### WORK TO DO
Repeat exactly each line of the data provided below.

### SUPPLIED DATA

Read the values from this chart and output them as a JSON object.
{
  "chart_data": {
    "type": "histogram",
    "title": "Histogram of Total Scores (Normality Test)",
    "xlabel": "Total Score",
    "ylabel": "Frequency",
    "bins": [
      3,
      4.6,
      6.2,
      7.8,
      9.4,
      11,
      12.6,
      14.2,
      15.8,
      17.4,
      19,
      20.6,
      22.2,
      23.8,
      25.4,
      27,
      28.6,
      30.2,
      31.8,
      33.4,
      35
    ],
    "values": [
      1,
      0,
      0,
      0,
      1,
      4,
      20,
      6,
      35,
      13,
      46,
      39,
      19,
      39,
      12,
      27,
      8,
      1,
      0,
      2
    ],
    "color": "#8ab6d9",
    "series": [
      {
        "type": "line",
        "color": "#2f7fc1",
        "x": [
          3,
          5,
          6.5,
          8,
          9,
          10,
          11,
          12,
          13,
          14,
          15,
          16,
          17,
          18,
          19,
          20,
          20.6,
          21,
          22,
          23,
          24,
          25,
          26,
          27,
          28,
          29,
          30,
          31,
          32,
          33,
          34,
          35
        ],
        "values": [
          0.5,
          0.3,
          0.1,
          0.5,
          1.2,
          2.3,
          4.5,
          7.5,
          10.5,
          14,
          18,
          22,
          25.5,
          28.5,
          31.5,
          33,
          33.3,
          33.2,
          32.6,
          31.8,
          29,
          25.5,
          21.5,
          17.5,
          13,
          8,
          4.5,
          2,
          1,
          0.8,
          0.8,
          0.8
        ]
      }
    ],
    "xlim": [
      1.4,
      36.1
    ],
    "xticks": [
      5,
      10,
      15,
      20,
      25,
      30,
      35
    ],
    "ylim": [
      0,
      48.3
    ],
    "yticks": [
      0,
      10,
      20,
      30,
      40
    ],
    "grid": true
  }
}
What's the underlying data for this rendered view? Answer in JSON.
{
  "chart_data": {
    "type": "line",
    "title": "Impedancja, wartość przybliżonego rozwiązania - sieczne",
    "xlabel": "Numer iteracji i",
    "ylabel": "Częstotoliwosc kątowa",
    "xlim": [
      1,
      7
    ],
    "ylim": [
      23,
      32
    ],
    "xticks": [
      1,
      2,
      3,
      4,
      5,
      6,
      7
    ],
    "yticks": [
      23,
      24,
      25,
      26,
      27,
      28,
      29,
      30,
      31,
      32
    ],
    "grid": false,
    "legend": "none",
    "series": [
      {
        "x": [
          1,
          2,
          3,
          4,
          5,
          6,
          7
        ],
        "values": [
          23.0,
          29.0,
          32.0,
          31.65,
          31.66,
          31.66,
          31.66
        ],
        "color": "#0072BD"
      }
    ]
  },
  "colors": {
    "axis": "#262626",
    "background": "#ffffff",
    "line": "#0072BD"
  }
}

### ANSWER TO THIS TASK
Read the values from this chart and output them as a JSON object.
{
  "chart_data": {
    "type": "histogram",
    "title": "Histogram of Total Scores (Normality Test)",
    "xlabel": "Total Score",
    "ylabel": "Frequency",
    "bins": [
      3,
      4.6,
      6.2,
      7.8,
      9.4,
      11,
      12.6,
      14.2,
      15.8,
      17.4,
      19,
      20.6,
      22.2,
      23.8,
      25.4,
      27,
      28.6,
      30.2,
      31.8,
      33.4,
      35
    ],
    "values": [
      1,
      0,
      0,
      0,
      1,
      4,
      20,
      6,
      35,
      13,
      46,
      39,
      19,
      39,
      12,
      27,
      8,
      1,
      0,
      2
    ],
    "color": "#8ab6d9",
    "series": [
      {
        "type": "line",
        "color": "#2f7fc1",
        "x": [
          3,
          5,
          6.5,
          8,
          9,
          10,
          11,
          12,
          13,
          14,
          15,
          16,
          17,
          18,
          19,
          20,
          20.6,
          21,
          22,
          23,
          24,
          25,
          26,
          27,
          28,
          29,
          30,
          31,
          32,
          33,
          34,
          35
        ],
        "values": [
          0.5,
          0.3,
          0.1,
          0.5,
          1.2,
          2.3,
          4.5,
          7.5,
          10.5,
          14,
          18,
          22,
          25.5,
          28.5,
          31.5,
          33,
          33.3,
          33.2,
          32.6,
          31.8,
          29,
          25.5,
          21.5,
          17.5,
          13,
          8,
          4.5,
          2,
          1,
          0.8,
          0.8,
          0.8
        ]
      }
    ],
    "xlim": [
      1.4,
      36.1
    ],
    "xticks": [
      5,
      10,
      15,
      20,
      25,
      30,
      35
    ],
    "ylim": [
      0,
      48.3
    ],
    "yticks": [
      0,
      10,
      20,
      30,
      40
    ],
    "grid": true
  }
}
What's the underlying data for this rendered view? Answer in JSON.
{
  "chart_data": {
    "type": "line",
    "title": "Impedancja, wartość przybliżonego rozwiązania - sieczne",
    "xlabel": "Numer iteracji i",
    "ylabel": "Częstotoliwosc kątowa",
    "xlim": [
      1,
      7
    ],
    "ylim": [
      23,
      32
    ],
    "xticks": [
      1,
      2,
      3,
      4,
      5,
      6,
      7
    ],
    "yticks": [
      23,
      24,
      25,
      26,
      27,
      28,
      29,
      30,
      31,
      32
    ],
    "grid": false,
    "legend": "none",
    "series": [
      {
        "x": [
          1,
          2,
          3,
          4,
          5,
          6,
          7
        ],
        "values": [
          23.0,
          29.0,
          32.0,
          31.65,
          31.66,
          31.66,
          31.66
        ],
        "color": "#0072BD"
      }
    ]
  },
  "colors": {
    "axis": "#262626",
    "background": "#ffffff",
    "line": "#0072BD"
  }
}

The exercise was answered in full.